• _Written problem_: Determine the number of lines in the listing below where the string "Dokl" occurs; answer with the number alone.

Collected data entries
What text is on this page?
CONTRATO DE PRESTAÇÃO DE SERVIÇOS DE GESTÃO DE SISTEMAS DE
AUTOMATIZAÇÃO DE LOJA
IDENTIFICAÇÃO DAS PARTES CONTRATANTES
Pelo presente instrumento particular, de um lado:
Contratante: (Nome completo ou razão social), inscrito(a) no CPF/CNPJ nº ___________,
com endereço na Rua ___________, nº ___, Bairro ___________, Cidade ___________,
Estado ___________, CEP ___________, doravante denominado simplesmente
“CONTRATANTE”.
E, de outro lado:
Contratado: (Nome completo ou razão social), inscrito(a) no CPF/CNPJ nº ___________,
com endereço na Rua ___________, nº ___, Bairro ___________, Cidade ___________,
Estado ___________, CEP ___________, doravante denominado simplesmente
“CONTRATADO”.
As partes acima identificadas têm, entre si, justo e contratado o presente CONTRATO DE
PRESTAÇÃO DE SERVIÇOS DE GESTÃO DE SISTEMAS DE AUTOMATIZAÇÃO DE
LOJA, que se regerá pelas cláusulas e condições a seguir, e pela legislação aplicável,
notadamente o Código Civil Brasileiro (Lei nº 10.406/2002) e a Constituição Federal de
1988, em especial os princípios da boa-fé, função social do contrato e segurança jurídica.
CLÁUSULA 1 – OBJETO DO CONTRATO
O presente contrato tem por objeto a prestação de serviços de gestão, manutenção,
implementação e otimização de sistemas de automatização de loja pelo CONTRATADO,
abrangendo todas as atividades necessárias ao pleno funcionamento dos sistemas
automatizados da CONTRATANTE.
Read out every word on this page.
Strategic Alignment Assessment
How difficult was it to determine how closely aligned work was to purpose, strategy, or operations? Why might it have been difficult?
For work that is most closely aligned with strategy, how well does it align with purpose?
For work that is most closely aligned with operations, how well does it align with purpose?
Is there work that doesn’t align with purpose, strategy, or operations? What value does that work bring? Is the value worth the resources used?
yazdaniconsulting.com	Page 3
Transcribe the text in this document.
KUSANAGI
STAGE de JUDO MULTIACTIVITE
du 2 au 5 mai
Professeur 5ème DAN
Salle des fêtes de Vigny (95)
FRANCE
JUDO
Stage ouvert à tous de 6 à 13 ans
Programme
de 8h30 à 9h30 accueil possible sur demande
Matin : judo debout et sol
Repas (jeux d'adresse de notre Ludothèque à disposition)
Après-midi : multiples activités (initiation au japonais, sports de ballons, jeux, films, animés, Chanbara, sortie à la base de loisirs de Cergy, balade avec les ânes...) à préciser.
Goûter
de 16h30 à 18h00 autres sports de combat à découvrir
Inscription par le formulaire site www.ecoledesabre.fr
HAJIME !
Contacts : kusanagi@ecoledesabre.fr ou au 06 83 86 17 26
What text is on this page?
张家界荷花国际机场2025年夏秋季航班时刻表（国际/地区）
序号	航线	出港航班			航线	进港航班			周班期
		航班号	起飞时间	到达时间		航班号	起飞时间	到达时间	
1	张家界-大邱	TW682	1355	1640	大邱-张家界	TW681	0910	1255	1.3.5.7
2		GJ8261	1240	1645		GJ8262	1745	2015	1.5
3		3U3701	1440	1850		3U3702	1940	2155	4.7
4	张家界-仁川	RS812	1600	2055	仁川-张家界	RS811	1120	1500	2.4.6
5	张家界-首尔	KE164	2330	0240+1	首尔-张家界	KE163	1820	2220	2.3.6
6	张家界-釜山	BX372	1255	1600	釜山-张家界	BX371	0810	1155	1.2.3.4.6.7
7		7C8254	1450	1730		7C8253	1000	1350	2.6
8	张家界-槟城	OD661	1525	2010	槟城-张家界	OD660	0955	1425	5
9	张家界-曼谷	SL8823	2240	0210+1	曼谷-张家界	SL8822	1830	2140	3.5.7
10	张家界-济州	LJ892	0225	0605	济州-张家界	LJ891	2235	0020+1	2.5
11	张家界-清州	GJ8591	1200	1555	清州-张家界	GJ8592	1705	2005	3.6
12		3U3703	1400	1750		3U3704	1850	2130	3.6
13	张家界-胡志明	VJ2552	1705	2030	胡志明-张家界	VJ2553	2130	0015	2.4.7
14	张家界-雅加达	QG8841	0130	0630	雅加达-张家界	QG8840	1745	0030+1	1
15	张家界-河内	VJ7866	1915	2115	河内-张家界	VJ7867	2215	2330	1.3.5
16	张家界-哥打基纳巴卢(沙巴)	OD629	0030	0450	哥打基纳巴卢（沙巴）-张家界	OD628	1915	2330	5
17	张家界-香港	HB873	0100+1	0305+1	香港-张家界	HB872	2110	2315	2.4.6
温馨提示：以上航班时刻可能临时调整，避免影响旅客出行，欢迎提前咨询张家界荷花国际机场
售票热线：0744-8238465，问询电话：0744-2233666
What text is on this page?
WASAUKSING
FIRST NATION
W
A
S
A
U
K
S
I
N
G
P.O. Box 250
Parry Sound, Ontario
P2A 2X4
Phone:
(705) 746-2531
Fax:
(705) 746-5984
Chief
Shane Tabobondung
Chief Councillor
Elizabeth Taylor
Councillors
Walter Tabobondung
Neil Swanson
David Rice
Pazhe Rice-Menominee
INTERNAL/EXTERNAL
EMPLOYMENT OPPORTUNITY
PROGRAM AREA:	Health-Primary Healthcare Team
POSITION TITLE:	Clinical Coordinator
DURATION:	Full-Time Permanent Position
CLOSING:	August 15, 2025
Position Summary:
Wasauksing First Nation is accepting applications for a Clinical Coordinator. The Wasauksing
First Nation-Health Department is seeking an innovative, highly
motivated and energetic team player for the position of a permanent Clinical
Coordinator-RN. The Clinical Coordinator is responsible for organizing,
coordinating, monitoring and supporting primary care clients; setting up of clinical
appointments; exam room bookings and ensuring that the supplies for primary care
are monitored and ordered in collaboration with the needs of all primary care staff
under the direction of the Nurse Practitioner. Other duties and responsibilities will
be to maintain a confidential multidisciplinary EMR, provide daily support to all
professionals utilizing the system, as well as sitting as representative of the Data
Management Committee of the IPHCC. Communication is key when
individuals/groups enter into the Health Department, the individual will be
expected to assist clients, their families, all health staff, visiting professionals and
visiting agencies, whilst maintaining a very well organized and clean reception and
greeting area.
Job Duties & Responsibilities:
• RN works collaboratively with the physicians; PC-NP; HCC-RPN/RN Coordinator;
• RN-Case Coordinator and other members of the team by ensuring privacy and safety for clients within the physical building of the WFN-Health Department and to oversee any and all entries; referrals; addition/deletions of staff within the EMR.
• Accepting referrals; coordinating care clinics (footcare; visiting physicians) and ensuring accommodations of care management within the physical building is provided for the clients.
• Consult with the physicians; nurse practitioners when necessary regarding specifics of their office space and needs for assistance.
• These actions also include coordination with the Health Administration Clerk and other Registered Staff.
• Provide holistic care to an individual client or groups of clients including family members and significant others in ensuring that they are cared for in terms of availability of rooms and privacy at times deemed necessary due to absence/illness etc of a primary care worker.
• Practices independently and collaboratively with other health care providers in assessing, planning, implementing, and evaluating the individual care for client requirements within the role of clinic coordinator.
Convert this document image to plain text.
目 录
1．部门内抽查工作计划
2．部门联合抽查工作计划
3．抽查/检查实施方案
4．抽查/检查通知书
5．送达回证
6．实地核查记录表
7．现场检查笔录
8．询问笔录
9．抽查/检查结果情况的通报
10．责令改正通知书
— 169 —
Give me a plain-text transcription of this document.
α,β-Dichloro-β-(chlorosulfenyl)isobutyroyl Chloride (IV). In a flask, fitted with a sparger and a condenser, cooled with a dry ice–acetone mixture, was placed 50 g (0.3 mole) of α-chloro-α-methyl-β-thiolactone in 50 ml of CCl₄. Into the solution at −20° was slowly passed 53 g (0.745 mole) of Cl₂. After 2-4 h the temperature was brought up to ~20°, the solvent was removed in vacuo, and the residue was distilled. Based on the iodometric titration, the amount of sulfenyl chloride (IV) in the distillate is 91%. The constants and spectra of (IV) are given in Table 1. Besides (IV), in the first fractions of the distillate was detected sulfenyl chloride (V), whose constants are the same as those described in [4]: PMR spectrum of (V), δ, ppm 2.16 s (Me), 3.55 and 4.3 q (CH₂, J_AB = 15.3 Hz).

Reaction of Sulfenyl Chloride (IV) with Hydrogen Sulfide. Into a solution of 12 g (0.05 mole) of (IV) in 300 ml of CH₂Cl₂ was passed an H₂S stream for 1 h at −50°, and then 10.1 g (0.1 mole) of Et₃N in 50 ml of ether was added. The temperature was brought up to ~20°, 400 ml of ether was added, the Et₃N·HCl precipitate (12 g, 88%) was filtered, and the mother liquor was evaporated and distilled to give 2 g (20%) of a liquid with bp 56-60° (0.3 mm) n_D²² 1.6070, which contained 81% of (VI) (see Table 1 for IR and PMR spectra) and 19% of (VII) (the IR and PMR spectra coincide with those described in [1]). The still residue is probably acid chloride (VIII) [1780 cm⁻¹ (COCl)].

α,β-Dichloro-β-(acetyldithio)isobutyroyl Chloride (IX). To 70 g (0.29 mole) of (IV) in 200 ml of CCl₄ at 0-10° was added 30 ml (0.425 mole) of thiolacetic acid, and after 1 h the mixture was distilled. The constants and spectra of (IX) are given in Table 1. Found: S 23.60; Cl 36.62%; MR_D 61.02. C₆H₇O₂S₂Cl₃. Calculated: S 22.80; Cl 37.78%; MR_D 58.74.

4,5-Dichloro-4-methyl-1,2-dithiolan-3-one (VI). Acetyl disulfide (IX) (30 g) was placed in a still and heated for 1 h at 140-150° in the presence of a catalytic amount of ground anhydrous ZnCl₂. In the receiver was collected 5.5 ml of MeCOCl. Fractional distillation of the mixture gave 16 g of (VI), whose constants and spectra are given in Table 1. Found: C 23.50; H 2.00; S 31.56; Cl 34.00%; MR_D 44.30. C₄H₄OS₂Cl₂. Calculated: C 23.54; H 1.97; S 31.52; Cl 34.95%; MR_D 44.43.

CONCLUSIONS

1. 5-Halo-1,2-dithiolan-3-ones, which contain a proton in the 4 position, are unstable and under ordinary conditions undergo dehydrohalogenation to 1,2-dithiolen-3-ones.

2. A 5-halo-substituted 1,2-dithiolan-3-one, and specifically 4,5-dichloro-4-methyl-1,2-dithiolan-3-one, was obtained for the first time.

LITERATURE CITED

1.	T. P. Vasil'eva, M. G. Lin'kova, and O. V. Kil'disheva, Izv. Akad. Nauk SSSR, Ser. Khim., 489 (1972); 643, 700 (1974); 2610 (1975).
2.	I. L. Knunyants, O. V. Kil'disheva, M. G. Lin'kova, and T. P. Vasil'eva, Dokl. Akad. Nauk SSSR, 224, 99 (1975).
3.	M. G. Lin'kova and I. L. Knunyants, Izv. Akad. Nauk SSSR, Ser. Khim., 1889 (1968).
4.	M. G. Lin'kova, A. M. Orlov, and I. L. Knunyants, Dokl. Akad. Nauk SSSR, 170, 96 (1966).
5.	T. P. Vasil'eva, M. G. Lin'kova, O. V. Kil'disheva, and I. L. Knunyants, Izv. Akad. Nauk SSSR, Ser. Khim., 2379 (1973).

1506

• _Solution for this problem_: 2